* _PROBLEM REQUIREMENTS_
Copy all the material that follows, keeping every character the same.

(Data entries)

▬▬▬▬▬▬

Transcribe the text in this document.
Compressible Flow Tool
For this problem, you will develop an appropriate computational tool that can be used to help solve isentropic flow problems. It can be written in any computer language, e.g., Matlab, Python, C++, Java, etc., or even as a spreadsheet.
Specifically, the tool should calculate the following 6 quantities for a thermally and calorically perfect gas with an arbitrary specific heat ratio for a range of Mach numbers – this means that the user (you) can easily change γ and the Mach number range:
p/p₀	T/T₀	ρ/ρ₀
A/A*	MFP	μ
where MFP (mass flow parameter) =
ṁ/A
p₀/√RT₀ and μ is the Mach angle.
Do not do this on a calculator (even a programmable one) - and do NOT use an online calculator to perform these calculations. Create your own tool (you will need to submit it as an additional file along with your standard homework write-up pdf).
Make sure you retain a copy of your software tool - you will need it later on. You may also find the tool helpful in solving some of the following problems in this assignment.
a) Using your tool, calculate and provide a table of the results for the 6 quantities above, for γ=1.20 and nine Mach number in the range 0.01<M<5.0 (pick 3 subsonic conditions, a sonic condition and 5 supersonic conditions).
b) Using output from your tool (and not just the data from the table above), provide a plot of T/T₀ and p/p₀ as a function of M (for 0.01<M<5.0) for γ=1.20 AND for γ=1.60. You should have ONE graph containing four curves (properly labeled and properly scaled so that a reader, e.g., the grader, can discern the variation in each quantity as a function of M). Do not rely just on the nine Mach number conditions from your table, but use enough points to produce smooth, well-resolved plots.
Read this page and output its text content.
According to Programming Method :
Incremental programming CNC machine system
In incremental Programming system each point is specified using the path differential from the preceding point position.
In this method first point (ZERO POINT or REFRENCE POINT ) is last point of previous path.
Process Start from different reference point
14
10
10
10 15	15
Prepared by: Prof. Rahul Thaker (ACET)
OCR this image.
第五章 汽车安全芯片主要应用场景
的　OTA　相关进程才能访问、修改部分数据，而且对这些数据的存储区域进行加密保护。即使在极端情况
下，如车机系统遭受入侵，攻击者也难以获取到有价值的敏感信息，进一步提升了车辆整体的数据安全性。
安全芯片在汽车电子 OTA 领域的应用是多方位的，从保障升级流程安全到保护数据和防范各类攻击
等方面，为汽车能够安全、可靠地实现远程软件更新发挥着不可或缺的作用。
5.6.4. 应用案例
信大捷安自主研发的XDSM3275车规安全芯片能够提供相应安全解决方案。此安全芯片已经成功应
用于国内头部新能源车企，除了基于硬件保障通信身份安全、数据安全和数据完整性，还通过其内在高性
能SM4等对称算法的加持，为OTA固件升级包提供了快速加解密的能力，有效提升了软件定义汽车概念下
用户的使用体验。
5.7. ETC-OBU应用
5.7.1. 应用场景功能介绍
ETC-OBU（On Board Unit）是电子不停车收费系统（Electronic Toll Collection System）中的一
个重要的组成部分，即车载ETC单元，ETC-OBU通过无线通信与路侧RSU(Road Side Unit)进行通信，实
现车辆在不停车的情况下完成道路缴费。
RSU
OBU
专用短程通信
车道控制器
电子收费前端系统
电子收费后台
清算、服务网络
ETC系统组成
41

▬▬▬▬▬▬

* _WRITTEN SOLUTION_
Transcribe the text in this document.
Compressible Flow Tool
For this problem, you will develop an appropriate computational tool that can be used to help solve isentropic flow problems. It can be written in any computer language, e.g., Matlab, Python, C++, Java, etc., or even as a spreadsheet.
Specifically, the tool should calculate the following 6 quantities for a thermally and calorically perfect gas with an arbitrary specific heat ratio for a range of Mach numbers – this means that the user (you) can easily change γ and the Mach number range:
p/p₀	T/T₀	ρ/ρ₀
A/A*	MFP	μ
where MFP (mass flow parameter) =
ṁ/A
p₀/√RT₀ and μ is the Mach angle.
Do not do this on a calculator (even a programmable one) - and do NOT use an online calculator to perform these calculations. Create your own tool (you will need to submit it as an additional file along with your standard homework write-up pdf).
Make sure you retain a copy of your software tool - you will need it later on. You may also find the tool helpful in solving some of the following problems in this assignment.
a) Using your tool, calculate and provide a table of the results for the 6 quantities above, for γ=1.20 and nine Mach number in the range 0.01<M<5.0 (pick 3 subsonic conditions, a sonic condition and 5 supersonic conditions).
b) Using output from your tool (and not just the data from the table above), provide a plot of T/T₀ and p/p₀ as a function of M (for 0.01<M<5.0) for γ=1.20 AND for γ=1.60. You should have ONE graph containing four curves (properly labeled and properly scaled so that a reader, e.g., the grader, can discern the variation in each quantity as a function of M). Do not rely just on the nine Mach number conditions from your table, but use enough points to produce smooth, well-resolved plots.
Read this page and output its text content.
According to Programming Method :
Incremental programming CNC machine system
In incremental Programming system each point is specified using the path differential from the preceding point position.
In this method first point (ZERO POINT or REFRENCE POINT ) is last point of previous path.
Process Start from different reference point
14
10
10
10 15	15
Prepared by: Prof. Rahul Thaker (ACET)
OCR this image.
第五章 汽车安全芯片主要应用场景
的　OTA　相关进程才能访问、修改部分数据，而且对这些数据的存储区域进行加密保护。即使在极端情况
下，如车机系统遭受入侵，攻击者也难以获取到有价值的敏感信息，进一步提升了车辆整体的数据安全性。
安全芯片在汽车电子 OTA 领域的应用是多方位的，从保障升级流程安全到保护数据和防范各类攻击
等方面，为汽车能够安全、可靠地实现远程软件更新发挥着不可或缺的作用。
5.6.4. 应用案例
信大捷安自主研发的XDSM3275车规安全芯片能够提供相应安全解决方案。此安全芯片已经成功应
用于国内头部新能源车企，除了基于硬件保障通信身份安全、数据安全和数据完整性，还通过其内在高性
能SM4等对称算法的加持，为OTA固件升级包提供了快速加解密的能力，有效提升了软件定义汽车概念下
用户的使用体验。
5.7. ETC-OBU应用
5.7.1. 应用场景功能介绍
ETC-OBU（On Board Unit）是电子不停车收费系统（Electronic Toll Collection System）中的一
个重要的组成部分，即车载ETC单元，ETC-OBU通过无线通信与路侧RSU(Road Side Unit)进行通信，实
现车辆在不停车的情况下完成道路缴费。
RSU
OBU
专用短程通信
车道控制器
电子收费前端系统
电子收费后台
清算、服务网络
ETC系统组成
41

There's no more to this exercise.